Given problem. Search the listing for the string "credit" and copy every line that contains it.

··· Exercise material ···

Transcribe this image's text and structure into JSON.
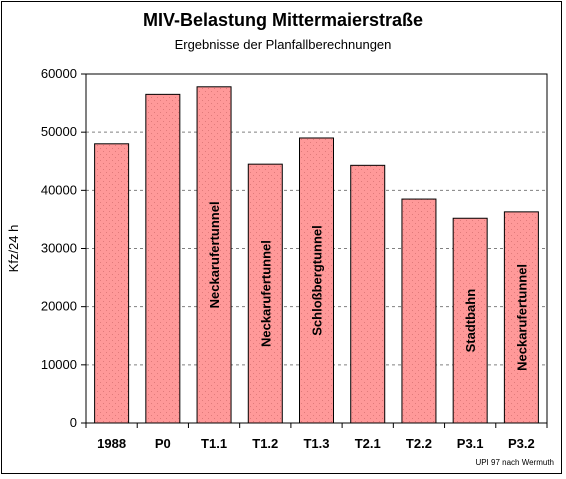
{
  "chart_data": {
    "type": "bar",
    "title": "MIV-Belastung Mittermaierstraße",
    "subtitle": "Ergebnisse der Planfallberechnungen",
    "xlabel": "",
    "ylabel": "Kfz/24 h",
    "ylim": [
      0,
      60000
    ],
    "yticks": [
      0,
      10000,
      20000,
      30000,
      40000,
      50000,
      60000
    ],
    "grid": true,
    "categories": [
      "1988",
      "P0",
      "T1.1",
      "T1.2",
      "T1.3",
      "T2.1",
      "T2.2",
      "P3.1",
      "P3.2"
    ],
    "values": [
      48000,
      56500,
      57800,
      44500,
      49000,
      44300,
      38500,
      35200,
      36300
    ],
    "bar_labels": [
      "",
      "",
      "Neckarufertunnel",
      "Neckarufertunnel",
      "Schloßbergtunnel",
      "",
      "",
      "Stadtbahn",
      "Neckarufertunnel"
    ],
    "bar_color": "#ff9999",
    "grid_color": "#808080"
  },
  "credit": "UPI 97 nach Wermuth"
}
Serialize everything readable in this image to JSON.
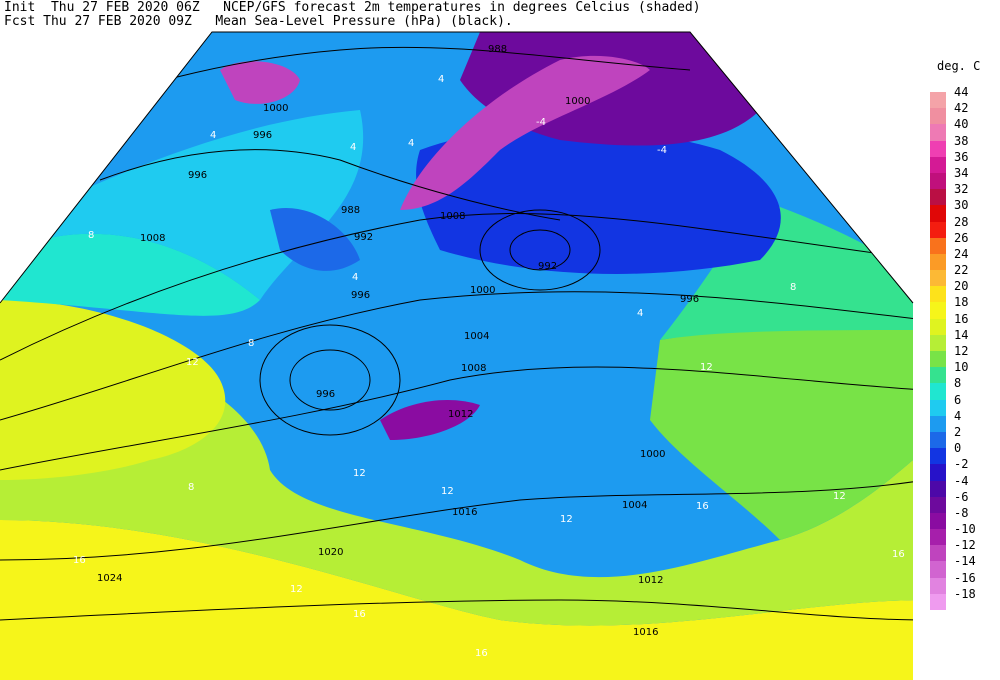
{
  "header": {
    "init_line": "Init  Thu 27 FEB 2020 06Z   NCEP/GFS forecast 2m temperatures in degrees Celcius (shaded)",
    "fcst_line": "Fcst Thu 27 FEB 2020 09Z   Mean Sea-Level Pressure (hPa) (black)."
  },
  "legend": {
    "title": "deg. C",
    "items": [
      {
        "label": "44",
        "color": "#f4a3a8"
      },
      {
        "label": "42",
        "color": "#f08fa0"
      },
      {
        "label": "40",
        "color": "#ee7ab4"
      },
      {
        "label": "38",
        "color": "#ef3fb2"
      },
      {
        "label": "36",
        "color": "#d41a95"
      },
      {
        "label": "34",
        "color": "#c0107c"
      },
      {
        "label": "32",
        "color": "#ba0f44"
      },
      {
        "label": "30",
        "color": "#e00707"
      },
      {
        "label": "28",
        "color": "#f41d10"
      },
      {
        "label": "26",
        "color": "#f9721c"
      },
      {
        "label": "24",
        "color": "#fb9b26"
      },
      {
        "label": "22",
        "color": "#fcb935"
      },
      {
        "label": "20",
        "color": "#fde21b"
      },
      {
        "label": "18",
        "color": "#f6f51a"
      },
      {
        "label": "16",
        "color": "#dff320"
      },
      {
        "label": "14",
        "color": "#b6ee36"
      },
      {
        "label": "12",
        "color": "#78e347"
      },
      {
        "label": "10",
        "color": "#35e28f"
      },
      {
        "label": "8",
        "color": "#20e6d0"
      },
      {
        "label": "6",
        "color": "#1fcbf0"
      },
      {
        "label": "4",
        "color": "#1d9bf0"
      },
      {
        "label": "2",
        "color": "#1c69e8"
      },
      {
        "label": "0",
        "color": "#1235e2"
      },
      {
        "label": "-2",
        "color": "#2712c9"
      },
      {
        "label": "-4",
        "color": "#4d08a8"
      },
      {
        "label": "-6",
        "color": "#6d0a9d"
      },
      {
        "label": "-8",
        "color": "#8a0ca1"
      },
      {
        "label": "-10",
        "color": "#a61fab"
      },
      {
        "label": "-12",
        "color": "#bf44be"
      },
      {
        "label": "-14",
        "color": "#d164d0"
      },
      {
        "label": "-16",
        "color": "#e183e0"
      },
      {
        "label": "-18",
        "color": "#ef9bef"
      }
    ]
  },
  "isobar_labels": [
    "988",
    "1000",
    "996",
    "996",
    "988",
    "992",
    "996",
    "992",
    "1000",
    "1008",
    "996",
    "1000",
    "1004",
    "1008",
    "996",
    "1012",
    "1000",
    "1004",
    "1016",
    "1020",
    "1024",
    "1012",
    "1016",
    "1008"
  ],
  "temp_labels": [
    "4",
    "4",
    "4",
    "-4",
    "-4",
    "4",
    "8",
    "4",
    "4",
    "12",
    "8",
    "8",
    "12",
    "8",
    "12",
    "12",
    "12",
    "16",
    "16",
    "12",
    "16",
    "12",
    "16",
    "16"
  ]
}
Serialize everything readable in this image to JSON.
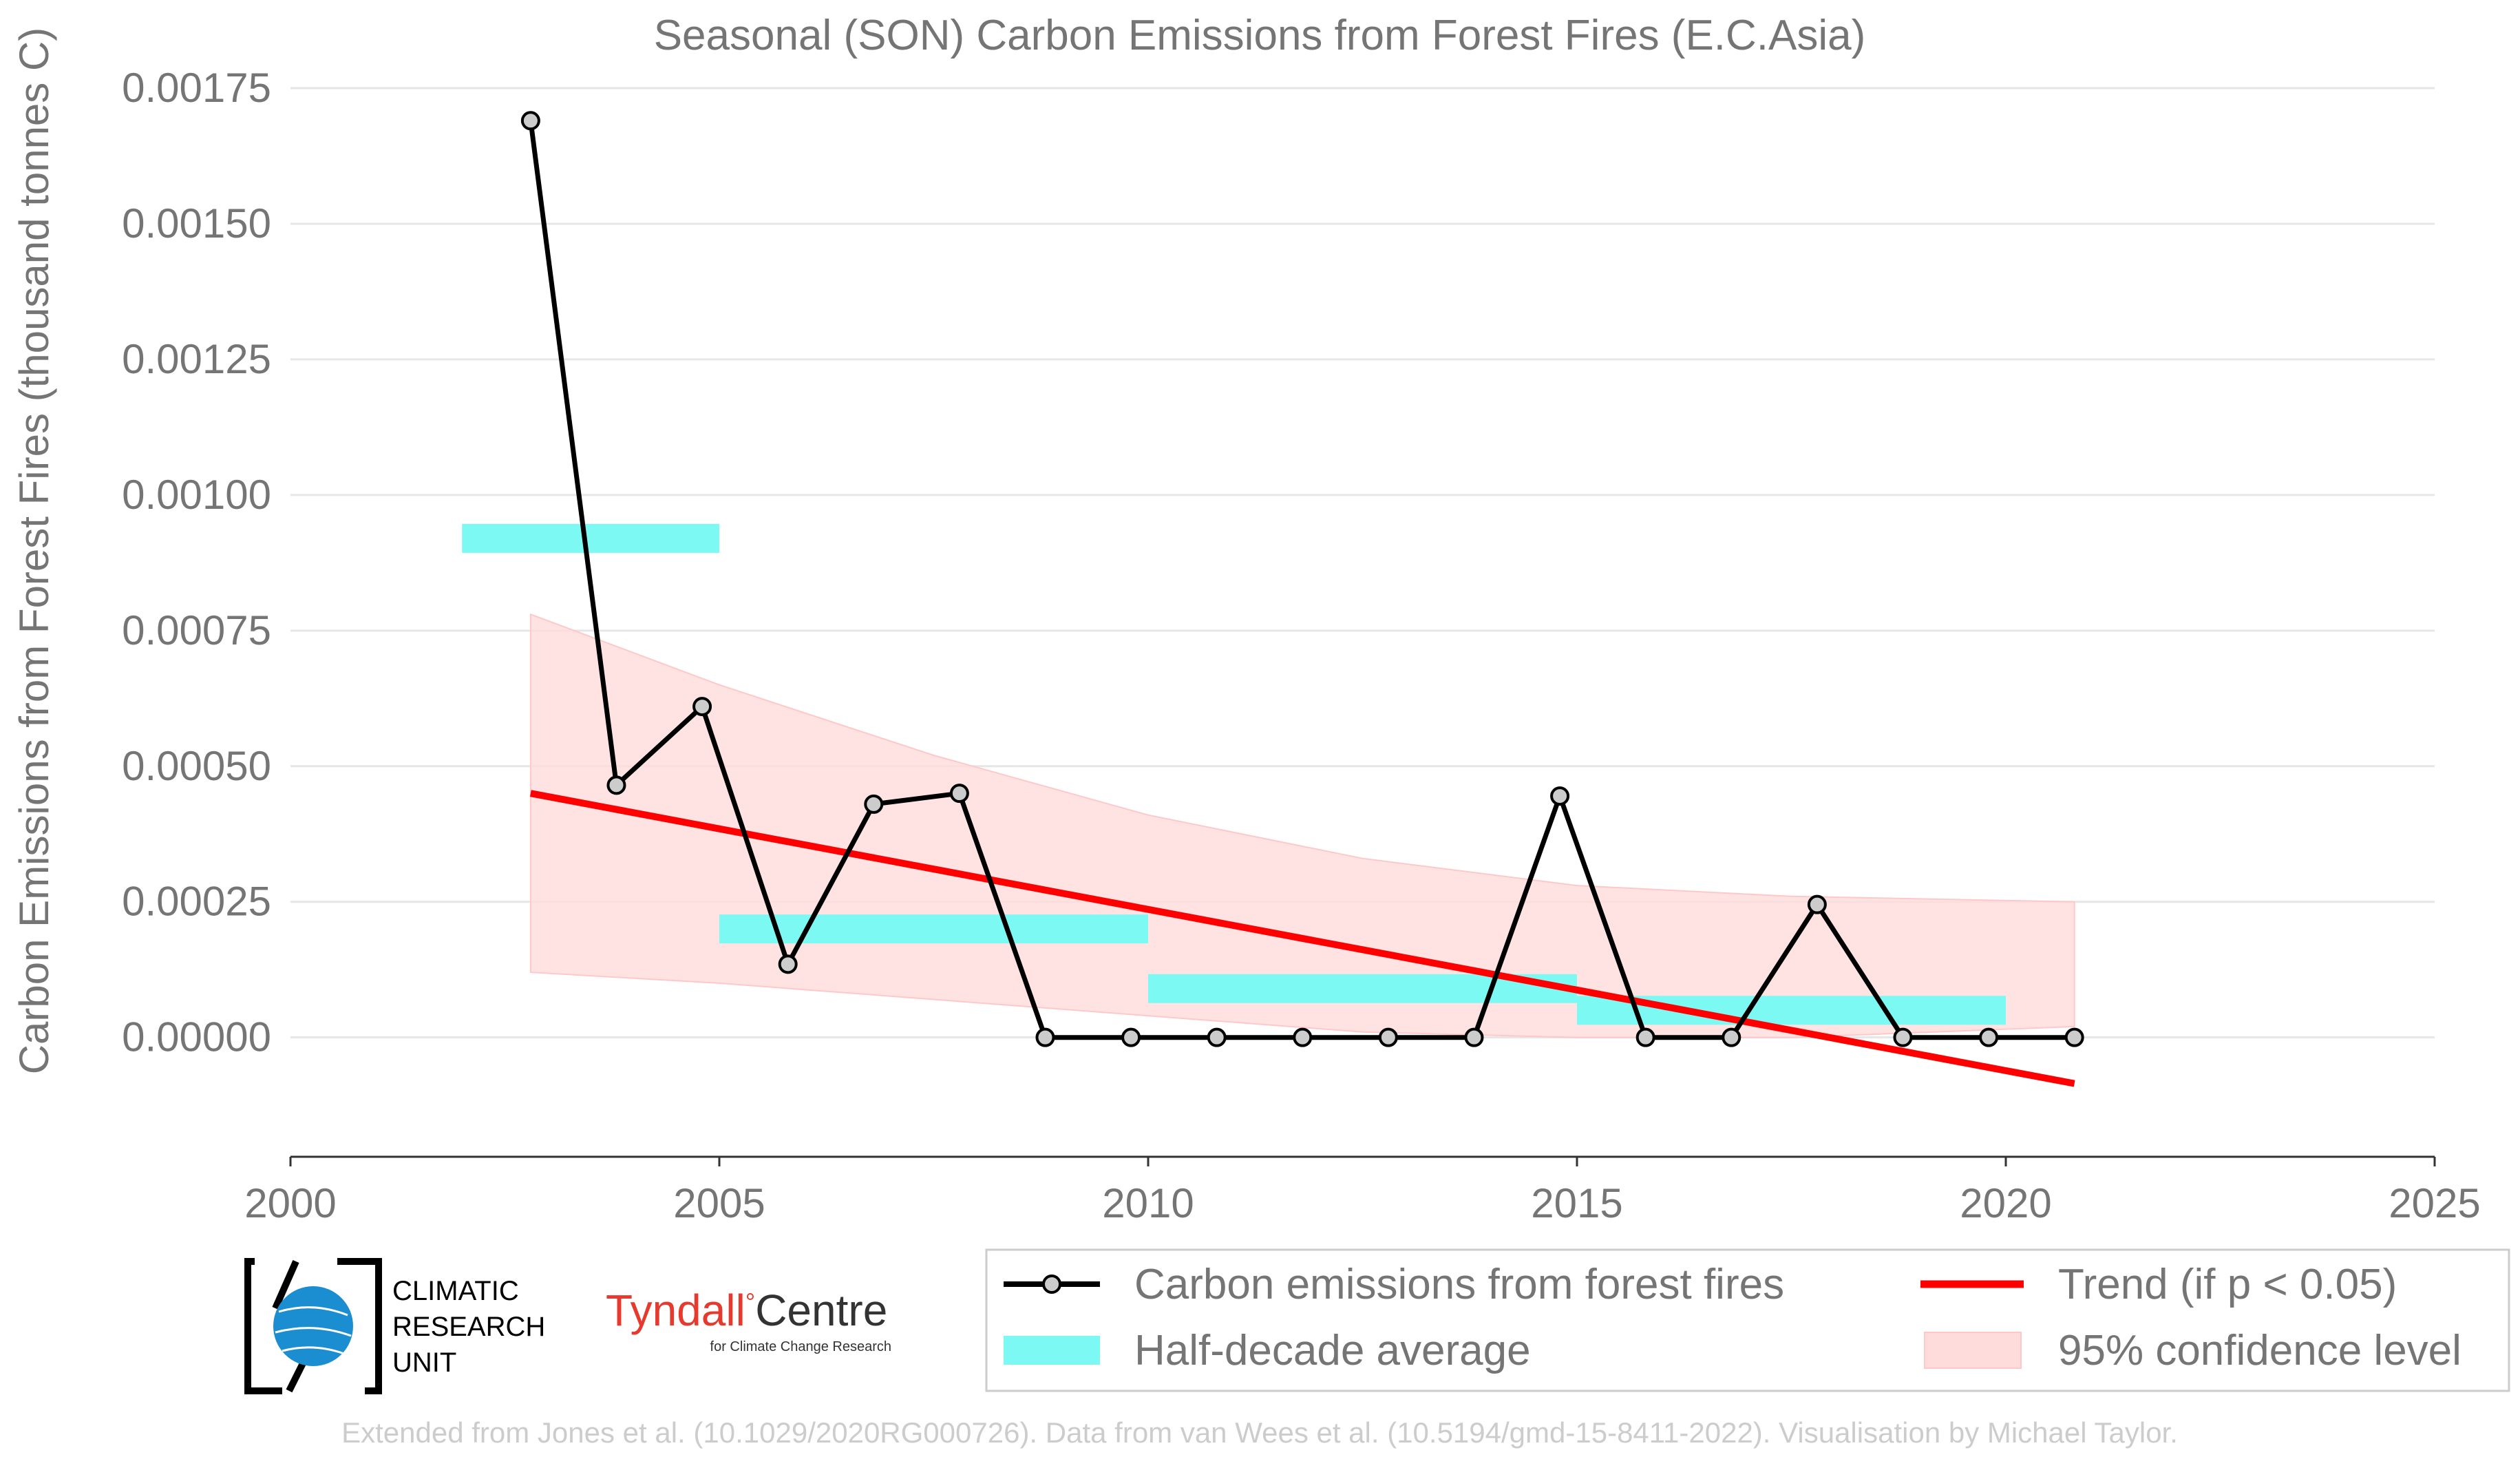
{
  "chart_data": {
    "type": "line",
    "title": "Seasonal (SON) Carbon Emissions from Forest Fires (E.C.Asia)",
    "xlabel": "",
    "ylabel": "Carbon Emissions from Forest Fires (thousand tonnes C)",
    "xlim": [
      2000,
      2025
    ],
    "ylim": [
      -0.00022,
      0.00175
    ],
    "x_ticks": [
      "2000",
      "2005",
      "2010",
      "2015",
      "2020",
      "2025"
    ],
    "y_ticks": [
      "0.00000",
      "0.00025",
      "0.00050",
      "0.00075",
      "0.00100",
      "0.00125",
      "0.00150",
      "0.00175"
    ],
    "grid": "horizontal",
    "legend_position": "bottom-right",
    "series": [
      {
        "name": "Carbon emissions from forest fires",
        "color": "#000000",
        "x": [
          2002.8,
          2003.8,
          2004.8,
          2005.8,
          2006.8,
          2007.8,
          2008.8,
          2009.8,
          2010.8,
          2011.8,
          2012.8,
          2013.8,
          2014.8,
          2015.8,
          2016.8,
          2017.8,
          2018.8,
          2019.8,
          2020.8
        ],
        "y": [
          0.00169,
          0.000465,
          0.00061,
          0.000135,
          0.00043,
          0.00045,
          0.0,
          0.0,
          0.0,
          0.0,
          0.0,
          0.0,
          0.000445,
          0.0,
          0.0,
          0.000245,
          0.0,
          0.0,
          0.0
        ]
      },
      {
        "name": "Trend (if p < 0.05)",
        "color": "#ff0000",
        "x": [
          2002.8,
          2020.8
        ],
        "y": [
          0.00045,
          -8.5e-05
        ]
      },
      {
        "name": "Half-decade average",
        "color": "#7df9f4",
        "segments": [
          {
            "x0": 2002,
            "x1": 2005,
            "y": 0.00092
          },
          {
            "x0": 2005,
            "x1": 2010,
            "y": 0.0002
          },
          {
            "x0": 2010,
            "x1": 2015,
            "y": 9e-05
          },
          {
            "x0": 2015,
            "x1": 2020,
            "y": 5e-05
          }
        ]
      },
      {
        "name": "95% confidence level",
        "color": "#ffdcdc",
        "x": [
          2002.8,
          2005,
          2007.5,
          2010,
          2012.5,
          2015,
          2017.5,
          2020.8
        ],
        "upper": [
          0.00078,
          0.00065,
          0.00052,
          0.00041,
          0.00033,
          0.00028,
          0.00026,
          0.00025
        ],
        "lower": [
          0.00012,
          0.0001,
          7e-05,
          4e-05,
          1e-05,
          0.0,
          0.0,
          2e-05
        ]
      }
    ]
  },
  "legend": {
    "emissions": "Carbon emissions from forest fires",
    "trend": "Trend (if p < 0.05)",
    "half_decade": "Half-decade average",
    "confidence": "95% confidence level"
  },
  "logos": {
    "cru_line1": "CLIMATIC",
    "cru_line2": "RESEARCH",
    "cru_line3": "UNIT",
    "tyndall_main": "Tyndall",
    "tyndall_degree": "°",
    "tyndall_centre": "Centre",
    "tyndall_sub": "for Climate Change Research"
  },
  "credit": "Extended from Jones et al. (10.1029/2020RG000726). Data from van Wees et al. (10.5194/gmd-15-8411-2022). Visualisation by Michael Taylor."
}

···

Solution below.
  "credit": "UPI 97 nach Wermuth"
  "credit": "Extended from Jones et al. (10.1029/2020RG000726). Data from van Wees et al. (10.5194/gmd-15-8411-2022). Visualisation by Michael Taylor."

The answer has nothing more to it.